**Provided records:**

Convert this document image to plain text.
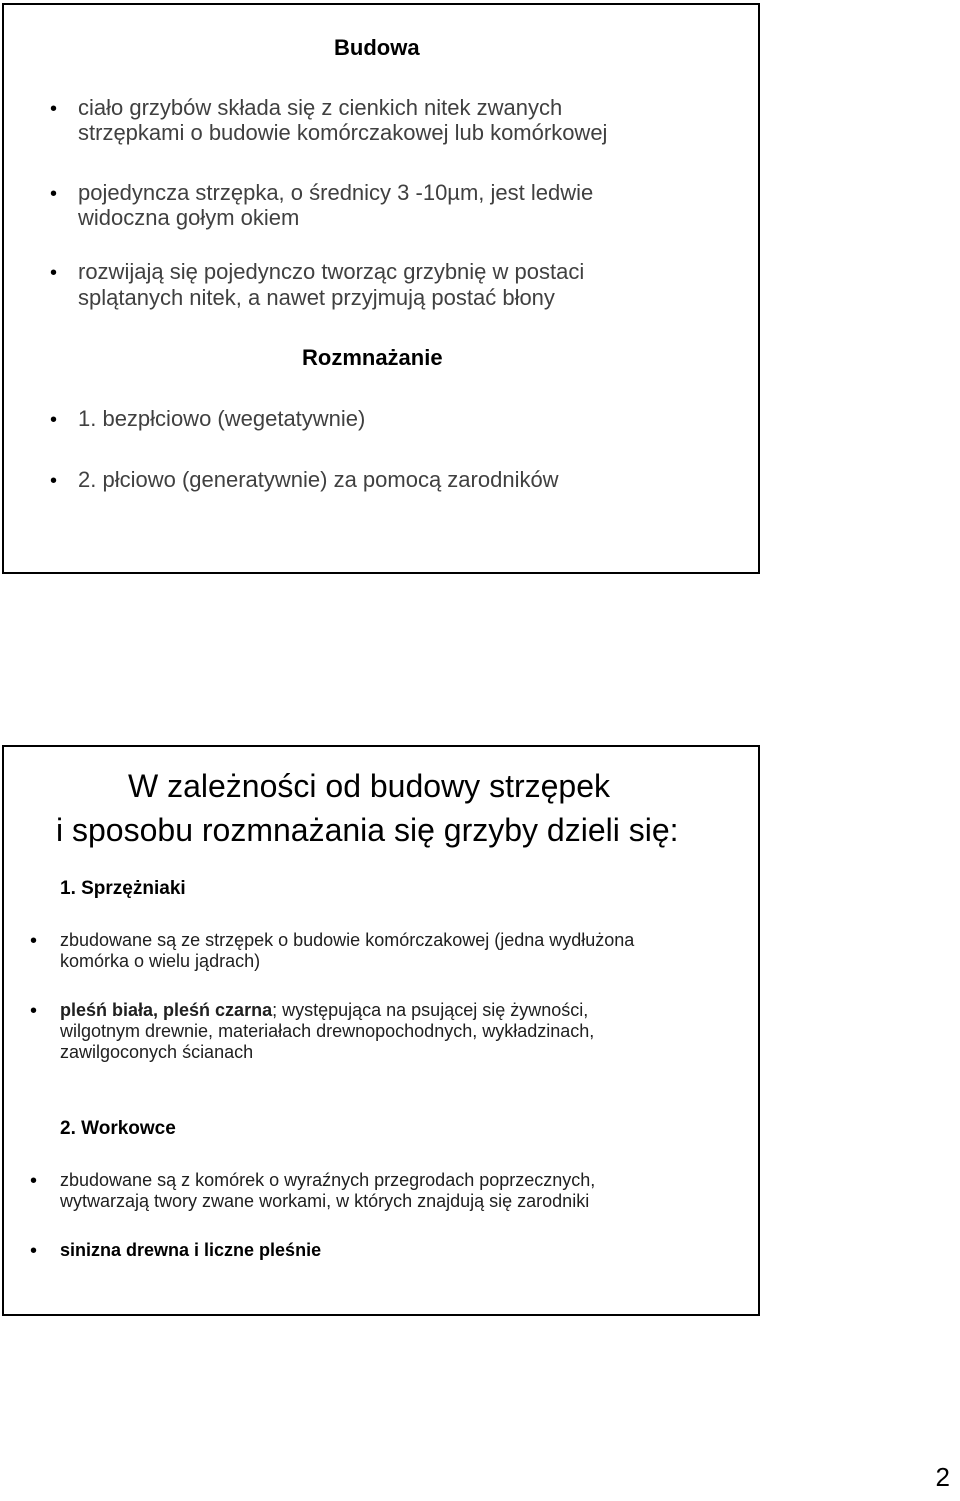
Budowa
• ciało grzybów składa się z cienkich nitek zwanych
strzępkami o budowie komórczakowej lub komórkowej
• pojedyncza strzępka, o średnicy 3 -10µm, jest ledwie
widoczna gołym okiem
• rozwijają się pojedynczo tworząc grzybnię w postaci
splątanych nitek, a nawet przyjmują postać błony
Rozmnażanie
• 1. bezpłciowo (wegetatywnie)
• 2. płciowo (generatywnie) za pomocą zarodników
W zależności od budowy strzępek
i sposobu rozmnażania się grzyby dzieli się:
1. Sprzężniaki
• zbudowane są ze strzępek o budowie komórczakowej (jedna wydłużona
komórka o wielu jądrach)
• pleśń biała, pleśń czarna; występująca na psującej się żywności,
wilgotnym drewnie, materiałach drewnopochodnych, wykładzinach,
zawilgoconych ścianach
2. Workowce
• zbudowane są z komórek o wyraźnych przegrodach poprzecznych,
wytwarzają twory zwane workami, w których znajdują się zarodniki
• sinizna drewna i liczne pleśnie
2
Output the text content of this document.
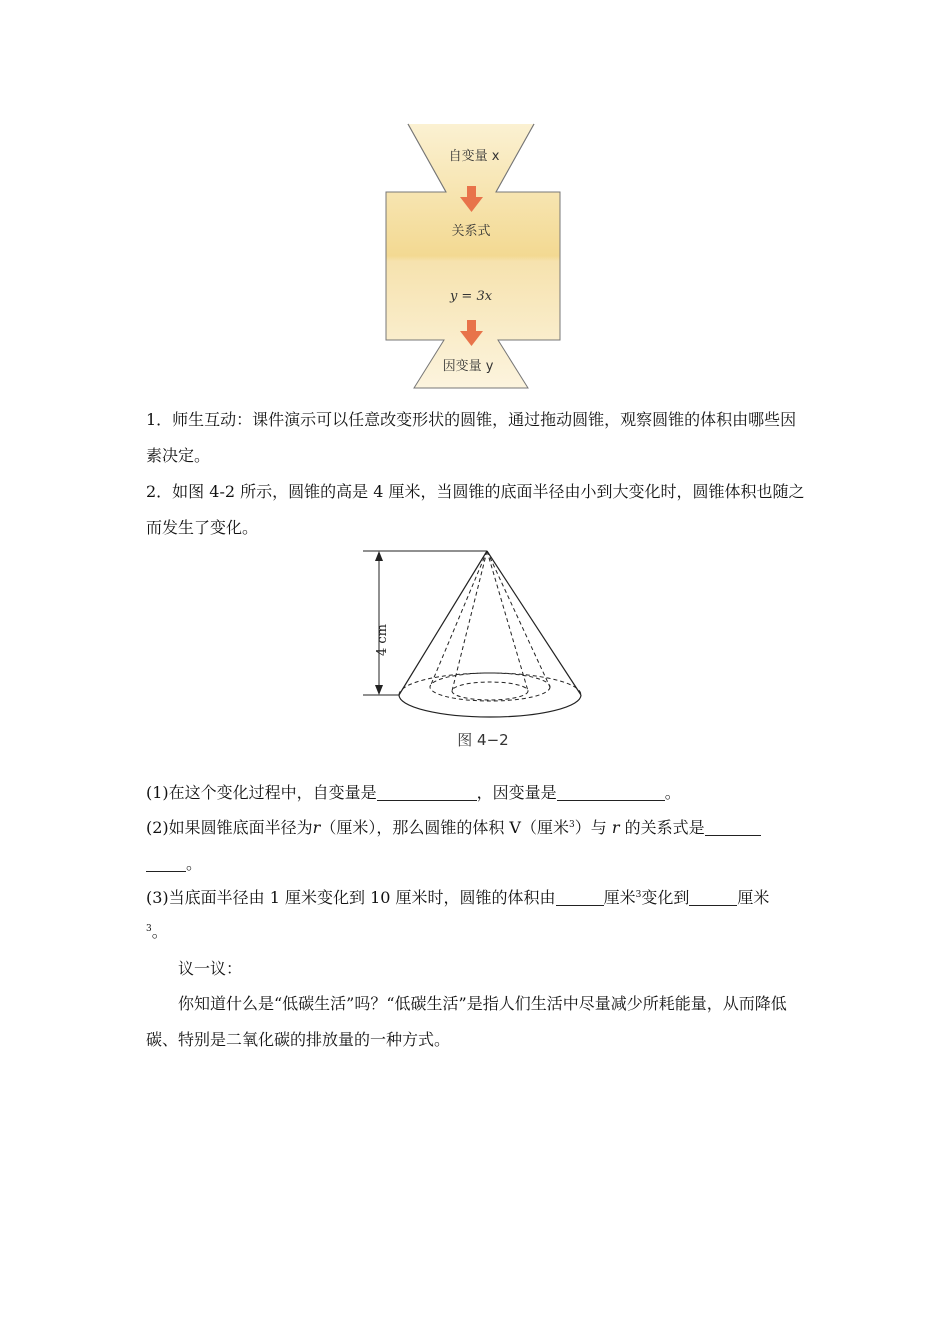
自变量 x
关系式
y = 3x
因变量 y

1．师生互动：课件演示可以任意改变形状的圆锥，通过拖动圆锥，观察圆锥的体积由哪些因素决定。

2．如图 4-2 所示，圆锥的高是 4 厘米，当圆锥的底面半径由小到大变化时，圆锥体积也随之而发生了变化。

4 cm
图 4−2

(1)在这个变化过程中，自变量是	，因变量是	。

(2)如果圆锥底面半径为r（厘米），那么圆锥的体积 V（厘米$^3$）与 r 的关系式是

。

(3)当底面半径由 1 厘米变化到 10 厘米时，圆锥的体积由	厘米$^3$变化到	厘米

$^3$。

议一议：

你知道什么是“低碳生活”吗？“低碳生活”是指人们生活中尽量减少所耗能量，从而降低碳、特别是二氧化碳的排放量的一种方式。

**Required task:**
Each record must be quoted in full and exactly. Do not include the pictures.

**Result of this task:**
Convert this document image to plain text.
Budowa
• ciało grzybów składa się z cienkich nitek zwanych
strzępkami o budowie komórczakowej lub komórkowej
• pojedyncza strzępka, o średnicy 3 -10µm, jest ledwie
widoczna gołym okiem
• rozwijają się pojedynczo tworząc grzybnię w postaci
splątanych nitek, a nawet przyjmują postać błony
Rozmnażanie
• 1. bezpłciowo (wegetatywnie)
• 2. płciowo (generatywnie) za pomocą zarodników
W zależności od budowy strzępek
i sposobu rozmnażania się grzyby dzieli się:
1. Sprzężniaki
• zbudowane są ze strzępek o budowie komórczakowej (jedna wydłużona
komórka o wielu jądrach)
• pleśń biała, pleśń czarna; występująca na psującej się żywności,
wilgotnym drewnie, materiałach drewnopochodnych, wykładzinach,
zawilgoconych ścianach
2. Workowce
• zbudowane są z komórek o wyraźnych przegrodach poprzecznych,
wytwarzają twory zwane workami, w których znajdują się zarodniki
• sinizna drewna i liczne pleśnie
2
Output the text content of this document.
自变量 x
关系式
y = 3x
因变量 y

1．师生互动：课件演示可以任意改变形状的圆锥，通过拖动圆锥，观察圆锥的体积由哪些因素决定。

2．如图 4-2 所示，圆锥的高是 4 厘米，当圆锥的底面半径由小到大变化时，圆锥体积也随之而发生了变化。

4 cm
图 4−2

(1)在这个变化过程中，自变量是	，因变量是	。

(2)如果圆锥底面半径为r（厘米），那么圆锥的体积 V（厘米$^3$）与 r 的关系式是

。

(3)当底面半径由 1 厘米变化到 10 厘米时，圆锥的体积由	厘米$^3$变化到	厘米

$^3$。

议一议：

你知道什么是“低碳生活”吗？“低碳生活”是指人们生活中尽量减少所耗能量，从而降低碳、特别是二氧化碳的排放量的一种方式。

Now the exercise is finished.